Task to carry out>
Locate the word "ROLL" in the data below, then copy every line that holds it.

Data excerpts>
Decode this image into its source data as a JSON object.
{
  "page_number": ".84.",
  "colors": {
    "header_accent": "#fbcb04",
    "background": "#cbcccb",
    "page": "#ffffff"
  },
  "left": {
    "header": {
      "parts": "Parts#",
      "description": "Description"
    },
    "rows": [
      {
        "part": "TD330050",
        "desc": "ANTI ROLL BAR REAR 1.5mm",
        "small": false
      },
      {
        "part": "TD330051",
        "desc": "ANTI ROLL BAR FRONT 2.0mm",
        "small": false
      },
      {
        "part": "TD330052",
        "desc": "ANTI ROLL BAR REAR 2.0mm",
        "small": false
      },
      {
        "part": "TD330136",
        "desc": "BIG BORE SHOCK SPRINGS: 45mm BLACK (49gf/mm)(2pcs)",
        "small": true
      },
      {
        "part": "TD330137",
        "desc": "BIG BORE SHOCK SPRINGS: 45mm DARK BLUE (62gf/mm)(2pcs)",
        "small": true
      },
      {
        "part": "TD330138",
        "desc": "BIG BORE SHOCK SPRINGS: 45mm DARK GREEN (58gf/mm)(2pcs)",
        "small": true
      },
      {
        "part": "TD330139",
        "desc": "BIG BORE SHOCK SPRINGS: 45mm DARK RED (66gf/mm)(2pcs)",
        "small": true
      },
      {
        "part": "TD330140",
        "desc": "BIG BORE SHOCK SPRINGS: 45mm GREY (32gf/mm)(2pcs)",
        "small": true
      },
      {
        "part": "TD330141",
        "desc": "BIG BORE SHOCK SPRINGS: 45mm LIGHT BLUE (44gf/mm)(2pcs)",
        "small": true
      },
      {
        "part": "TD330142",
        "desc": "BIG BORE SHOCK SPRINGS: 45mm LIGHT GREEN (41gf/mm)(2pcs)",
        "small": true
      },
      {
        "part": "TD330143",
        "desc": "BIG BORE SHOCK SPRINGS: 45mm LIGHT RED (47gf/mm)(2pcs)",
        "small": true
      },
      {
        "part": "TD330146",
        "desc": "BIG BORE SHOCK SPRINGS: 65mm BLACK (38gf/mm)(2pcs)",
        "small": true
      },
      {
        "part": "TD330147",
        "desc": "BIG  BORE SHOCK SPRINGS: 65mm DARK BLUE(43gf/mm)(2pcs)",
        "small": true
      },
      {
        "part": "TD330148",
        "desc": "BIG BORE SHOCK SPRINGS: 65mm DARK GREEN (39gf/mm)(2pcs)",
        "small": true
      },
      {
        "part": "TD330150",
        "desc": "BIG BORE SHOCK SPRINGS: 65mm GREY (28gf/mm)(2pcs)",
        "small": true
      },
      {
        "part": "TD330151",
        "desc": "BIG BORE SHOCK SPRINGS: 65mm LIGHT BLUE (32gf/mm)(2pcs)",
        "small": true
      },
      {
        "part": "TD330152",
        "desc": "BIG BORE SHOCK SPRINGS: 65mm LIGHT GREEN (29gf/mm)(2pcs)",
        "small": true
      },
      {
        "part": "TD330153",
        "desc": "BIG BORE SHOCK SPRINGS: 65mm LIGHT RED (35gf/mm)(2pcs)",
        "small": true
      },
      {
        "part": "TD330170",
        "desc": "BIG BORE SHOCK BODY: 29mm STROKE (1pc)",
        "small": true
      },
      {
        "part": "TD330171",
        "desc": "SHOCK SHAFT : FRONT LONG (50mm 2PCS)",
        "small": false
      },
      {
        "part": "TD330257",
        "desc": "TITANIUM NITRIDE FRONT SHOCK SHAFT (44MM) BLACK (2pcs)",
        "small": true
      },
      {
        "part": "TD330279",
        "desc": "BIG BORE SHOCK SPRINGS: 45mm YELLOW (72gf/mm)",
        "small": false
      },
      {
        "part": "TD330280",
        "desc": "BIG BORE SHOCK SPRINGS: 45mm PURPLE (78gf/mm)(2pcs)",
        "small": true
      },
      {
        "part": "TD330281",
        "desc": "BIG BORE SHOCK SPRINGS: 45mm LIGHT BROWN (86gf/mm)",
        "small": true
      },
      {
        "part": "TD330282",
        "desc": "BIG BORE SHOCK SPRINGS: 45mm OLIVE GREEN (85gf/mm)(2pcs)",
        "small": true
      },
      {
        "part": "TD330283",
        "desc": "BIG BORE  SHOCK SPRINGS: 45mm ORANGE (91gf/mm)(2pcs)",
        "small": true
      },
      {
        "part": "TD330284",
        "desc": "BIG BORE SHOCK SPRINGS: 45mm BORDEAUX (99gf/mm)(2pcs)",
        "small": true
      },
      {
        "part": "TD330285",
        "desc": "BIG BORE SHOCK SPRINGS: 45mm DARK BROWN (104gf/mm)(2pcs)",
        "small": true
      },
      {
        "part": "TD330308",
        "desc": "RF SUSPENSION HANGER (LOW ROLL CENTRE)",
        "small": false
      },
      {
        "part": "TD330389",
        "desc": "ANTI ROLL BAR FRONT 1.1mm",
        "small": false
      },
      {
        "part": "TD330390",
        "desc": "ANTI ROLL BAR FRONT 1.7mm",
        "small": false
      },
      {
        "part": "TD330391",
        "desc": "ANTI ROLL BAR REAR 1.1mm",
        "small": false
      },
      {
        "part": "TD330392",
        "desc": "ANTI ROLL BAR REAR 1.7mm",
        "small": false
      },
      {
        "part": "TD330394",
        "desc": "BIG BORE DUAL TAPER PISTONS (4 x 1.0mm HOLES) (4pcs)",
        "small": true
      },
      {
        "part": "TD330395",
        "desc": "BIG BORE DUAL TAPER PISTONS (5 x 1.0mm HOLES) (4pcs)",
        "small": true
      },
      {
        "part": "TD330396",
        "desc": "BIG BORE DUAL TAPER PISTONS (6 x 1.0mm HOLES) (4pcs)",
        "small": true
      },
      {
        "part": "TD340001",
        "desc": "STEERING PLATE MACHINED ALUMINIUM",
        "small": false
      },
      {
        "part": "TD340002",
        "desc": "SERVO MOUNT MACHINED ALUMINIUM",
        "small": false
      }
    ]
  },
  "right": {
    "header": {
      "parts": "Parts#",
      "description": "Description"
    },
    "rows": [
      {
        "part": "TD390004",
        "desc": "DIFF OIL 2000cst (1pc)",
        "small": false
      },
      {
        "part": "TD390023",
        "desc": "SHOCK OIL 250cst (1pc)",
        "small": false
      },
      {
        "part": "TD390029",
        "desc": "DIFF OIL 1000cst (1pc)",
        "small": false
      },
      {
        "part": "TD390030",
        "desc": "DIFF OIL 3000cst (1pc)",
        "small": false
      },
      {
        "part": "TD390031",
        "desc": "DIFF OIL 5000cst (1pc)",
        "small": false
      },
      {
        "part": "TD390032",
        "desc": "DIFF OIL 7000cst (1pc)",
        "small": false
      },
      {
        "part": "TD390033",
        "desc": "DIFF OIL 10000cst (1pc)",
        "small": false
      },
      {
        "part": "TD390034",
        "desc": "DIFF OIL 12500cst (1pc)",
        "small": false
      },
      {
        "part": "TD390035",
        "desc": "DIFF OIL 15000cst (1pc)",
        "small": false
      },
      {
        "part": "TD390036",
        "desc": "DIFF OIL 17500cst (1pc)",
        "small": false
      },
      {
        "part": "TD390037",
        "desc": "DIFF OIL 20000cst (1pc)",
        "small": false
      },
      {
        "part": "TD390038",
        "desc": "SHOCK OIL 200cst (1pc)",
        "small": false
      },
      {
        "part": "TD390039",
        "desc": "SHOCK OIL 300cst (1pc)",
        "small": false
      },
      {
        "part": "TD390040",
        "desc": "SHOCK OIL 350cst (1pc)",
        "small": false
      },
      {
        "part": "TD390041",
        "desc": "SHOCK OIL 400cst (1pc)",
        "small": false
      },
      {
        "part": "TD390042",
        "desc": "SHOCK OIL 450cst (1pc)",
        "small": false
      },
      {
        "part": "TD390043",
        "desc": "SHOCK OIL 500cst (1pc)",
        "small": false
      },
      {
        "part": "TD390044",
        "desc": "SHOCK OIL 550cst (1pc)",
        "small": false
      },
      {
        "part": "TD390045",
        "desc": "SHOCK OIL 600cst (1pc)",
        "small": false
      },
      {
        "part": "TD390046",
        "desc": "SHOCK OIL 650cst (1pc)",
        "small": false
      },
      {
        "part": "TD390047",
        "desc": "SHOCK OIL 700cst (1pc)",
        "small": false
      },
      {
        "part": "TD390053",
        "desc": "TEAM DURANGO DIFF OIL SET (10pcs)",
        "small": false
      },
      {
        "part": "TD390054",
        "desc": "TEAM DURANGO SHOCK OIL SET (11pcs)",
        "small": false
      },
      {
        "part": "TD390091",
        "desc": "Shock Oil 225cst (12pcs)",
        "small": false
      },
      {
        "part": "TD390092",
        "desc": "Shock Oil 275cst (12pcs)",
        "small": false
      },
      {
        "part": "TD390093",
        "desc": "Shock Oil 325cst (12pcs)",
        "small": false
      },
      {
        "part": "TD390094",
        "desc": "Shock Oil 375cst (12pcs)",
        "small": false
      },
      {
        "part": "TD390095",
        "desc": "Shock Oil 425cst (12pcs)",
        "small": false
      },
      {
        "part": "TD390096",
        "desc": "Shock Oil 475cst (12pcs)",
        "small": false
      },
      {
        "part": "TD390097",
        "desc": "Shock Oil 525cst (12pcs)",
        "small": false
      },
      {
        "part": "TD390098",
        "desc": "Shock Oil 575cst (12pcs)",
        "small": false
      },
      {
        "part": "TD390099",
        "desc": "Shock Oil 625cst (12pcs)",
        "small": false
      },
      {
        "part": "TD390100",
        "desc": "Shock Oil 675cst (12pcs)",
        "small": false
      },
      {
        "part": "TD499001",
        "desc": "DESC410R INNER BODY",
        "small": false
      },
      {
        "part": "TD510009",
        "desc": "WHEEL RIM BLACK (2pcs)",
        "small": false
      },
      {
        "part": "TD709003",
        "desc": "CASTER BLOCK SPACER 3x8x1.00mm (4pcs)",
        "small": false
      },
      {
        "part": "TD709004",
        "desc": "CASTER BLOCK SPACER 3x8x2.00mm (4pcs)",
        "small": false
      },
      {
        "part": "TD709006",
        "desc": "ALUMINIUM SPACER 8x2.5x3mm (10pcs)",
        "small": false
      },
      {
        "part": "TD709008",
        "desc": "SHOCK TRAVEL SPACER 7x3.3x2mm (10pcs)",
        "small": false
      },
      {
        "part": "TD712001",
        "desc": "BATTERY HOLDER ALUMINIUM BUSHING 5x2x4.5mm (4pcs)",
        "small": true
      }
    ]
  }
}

Reply>
        "desc": "ANTI ROLL BAR REAR 1.5mm",
        "desc": "ANTI ROLL BAR FRONT 2.0mm",
        "desc": "ANTI ROLL BAR REAR 2.0mm",
        "desc": "RF SUSPENSION HANGER (LOW ROLL CENTRE)",
        "desc": "ANTI ROLL BAR FRONT 1.1mm",
        "desc": "ANTI ROLL BAR FRONT 1.7mm",
        "desc": "ANTI ROLL BAR REAR 1.1mm",
        "desc": "ANTI ROLL BAR REAR 1.7mm",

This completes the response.